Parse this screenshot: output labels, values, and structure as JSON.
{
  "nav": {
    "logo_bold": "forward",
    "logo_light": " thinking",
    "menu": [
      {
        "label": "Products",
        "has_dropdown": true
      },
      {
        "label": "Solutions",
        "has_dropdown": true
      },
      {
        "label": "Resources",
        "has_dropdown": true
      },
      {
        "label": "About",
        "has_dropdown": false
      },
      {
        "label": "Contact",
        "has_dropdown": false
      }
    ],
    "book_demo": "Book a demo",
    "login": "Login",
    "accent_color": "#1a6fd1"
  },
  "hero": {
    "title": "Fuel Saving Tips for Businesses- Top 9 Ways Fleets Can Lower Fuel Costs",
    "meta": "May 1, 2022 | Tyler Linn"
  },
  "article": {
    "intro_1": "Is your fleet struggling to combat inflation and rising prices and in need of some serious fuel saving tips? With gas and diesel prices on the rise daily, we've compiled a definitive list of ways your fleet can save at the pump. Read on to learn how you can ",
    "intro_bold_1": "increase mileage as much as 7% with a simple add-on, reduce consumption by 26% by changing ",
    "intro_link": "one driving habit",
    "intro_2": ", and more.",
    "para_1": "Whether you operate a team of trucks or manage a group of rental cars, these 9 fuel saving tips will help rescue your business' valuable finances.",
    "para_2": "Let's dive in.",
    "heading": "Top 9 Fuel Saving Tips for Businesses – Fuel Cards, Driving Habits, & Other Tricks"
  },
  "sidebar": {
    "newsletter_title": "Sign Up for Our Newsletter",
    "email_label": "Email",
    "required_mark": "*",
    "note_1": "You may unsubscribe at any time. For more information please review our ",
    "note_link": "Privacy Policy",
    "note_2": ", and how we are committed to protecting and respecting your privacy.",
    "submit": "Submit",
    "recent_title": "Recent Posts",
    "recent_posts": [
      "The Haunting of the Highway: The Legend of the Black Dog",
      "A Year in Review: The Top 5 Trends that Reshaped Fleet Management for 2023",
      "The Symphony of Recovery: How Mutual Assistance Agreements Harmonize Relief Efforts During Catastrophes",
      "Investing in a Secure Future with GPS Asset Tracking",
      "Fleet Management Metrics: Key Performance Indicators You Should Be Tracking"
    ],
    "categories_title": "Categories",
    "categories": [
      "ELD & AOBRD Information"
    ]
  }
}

● To be done
Your task is to transcribe the material exactly.

● Result of the task
Parse this screenshot: output labels, values, and structure as JSON.
{
  "nav": {
    "logo_bold": "forward",
    "logo_light": " thinking",
    "menu": [
      {
        "label": "Products",
        "has_dropdown": true
      },
      {
        "label": "Solutions",
        "has_dropdown": true
      },
      {
        "label": "Resources",
        "has_dropdown": true
      },
      {
        "label": "About",
        "has_dropdown": false
      },
      {
        "label": "Contact",
        "has_dropdown": false
      }
    ],
    "book_demo": "Book a demo",
    "login": "Login",
    "accent_color": "#1a6fd1"
  },
  "hero": {
    "title": "Fuel Saving Tips for Businesses- Top 9 Ways Fleets Can Lower Fuel Costs",
    "meta": "May 1, 2022 | Tyler Linn"
  },
  "article": {
    "intro_1": "Is your fleet struggling to combat inflation and rising prices and in need of some serious fuel saving tips? With gas and diesel prices on the rise daily, we've compiled a definitive list of ways your fleet can save at the pump. Read on to learn how you can ",
    "intro_bold_1": "increase mileage as much as 7% with a simple add-on, reduce consumption by 26% by changing ",
    "intro_link": "one driving habit",
    "intro_2": ", and more.",
    "para_1": "Whether you operate a team of trucks or manage a group of rental cars, these 9 fuel saving tips will help rescue your business' valuable finances.",
    "para_2": "Let's dive in.",
    "heading": "Top 9 Fuel Saving Tips for Businesses – Fuel Cards, Driving Habits, & Other Tricks"
  },
  "sidebar": {
    "newsletter_title": "Sign Up for Our Newsletter",
    "email_label": "Email",
    "required_mark": "*",
    "note_1": "You may unsubscribe at any time. For more information please review our ",
    "note_link": "Privacy Policy",
    "note_2": ", and how we are committed to protecting and respecting your privacy.",
    "submit": "Submit",
    "recent_title": "Recent Posts",
    "recent_posts": [
      "The Haunting of the Highway: The Legend of the Black Dog",
      "A Year in Review: The Top 5 Trends that Reshaped Fleet Management for 2023",
      "The Symphony of Recovery: How Mutual Assistance Agreements Harmonize Relief Efforts During Catastrophes",
      "Investing in a Secure Future with GPS Asset Tracking",
      "Fleet Management Metrics: Key Performance Indicators You Should Be Tracking"
    ],
    "categories_title": "Categories",
    "categories": [
      "ELD & AOBRD Information"
    ]
  }
}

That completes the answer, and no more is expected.